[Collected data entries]

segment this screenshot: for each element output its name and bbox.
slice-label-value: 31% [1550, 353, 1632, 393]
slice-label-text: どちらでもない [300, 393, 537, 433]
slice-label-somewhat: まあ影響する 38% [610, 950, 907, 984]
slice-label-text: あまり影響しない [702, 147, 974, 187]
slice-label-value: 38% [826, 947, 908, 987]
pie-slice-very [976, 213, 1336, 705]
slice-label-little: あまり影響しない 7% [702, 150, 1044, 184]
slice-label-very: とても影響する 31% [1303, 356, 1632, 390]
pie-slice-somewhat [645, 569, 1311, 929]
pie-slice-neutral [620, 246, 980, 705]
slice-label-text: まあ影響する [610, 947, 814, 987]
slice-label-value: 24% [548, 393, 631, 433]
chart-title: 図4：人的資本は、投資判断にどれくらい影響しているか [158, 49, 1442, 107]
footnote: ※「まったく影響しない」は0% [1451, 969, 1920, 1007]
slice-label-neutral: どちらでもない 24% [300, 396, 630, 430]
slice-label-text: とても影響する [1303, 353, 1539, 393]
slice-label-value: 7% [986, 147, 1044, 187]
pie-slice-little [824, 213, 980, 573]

WHAT IS REQUIRED = Quote all lines of the records word for word.

ANSWER =
segment this screenshot: for each element output its name and bbox.
slice-label-value: 31% [1550, 353, 1632, 393]
slice-label-text: どちらでもない [300, 393, 537, 433]
slice-label-somewhat: まあ影響する 38% [610, 950, 907, 984]
slice-label-text: あまり影響しない [702, 147, 974, 187]
slice-label-value: 38% [826, 947, 908, 987]
pie-slice-very [976, 213, 1336, 705]
slice-label-little: あまり影響しない 7% [702, 150, 1044, 184]
slice-label-very: とても影響する 31% [1303, 356, 1632, 390]
pie-slice-somewhat [645, 569, 1311, 929]
pie-slice-neutral [620, 246, 980, 705]
slice-label-text: まあ影響する [610, 947, 814, 987]
slice-label-value: 24% [548, 393, 631, 433]
chart-title: 図4：人的資本は、投資判断にどれくらい影響しているか [158, 49, 1442, 107]
footnote: ※「まったく影響しない」は0% [1451, 969, 1920, 1007]
slice-label-neutral: どちらでもない 24% [300, 396, 630, 430]
slice-label-text: とても影響する [1303, 353, 1539, 393]
slice-label-value: 7% [986, 147, 1044, 187]
pie-slice-little [824, 213, 980, 573]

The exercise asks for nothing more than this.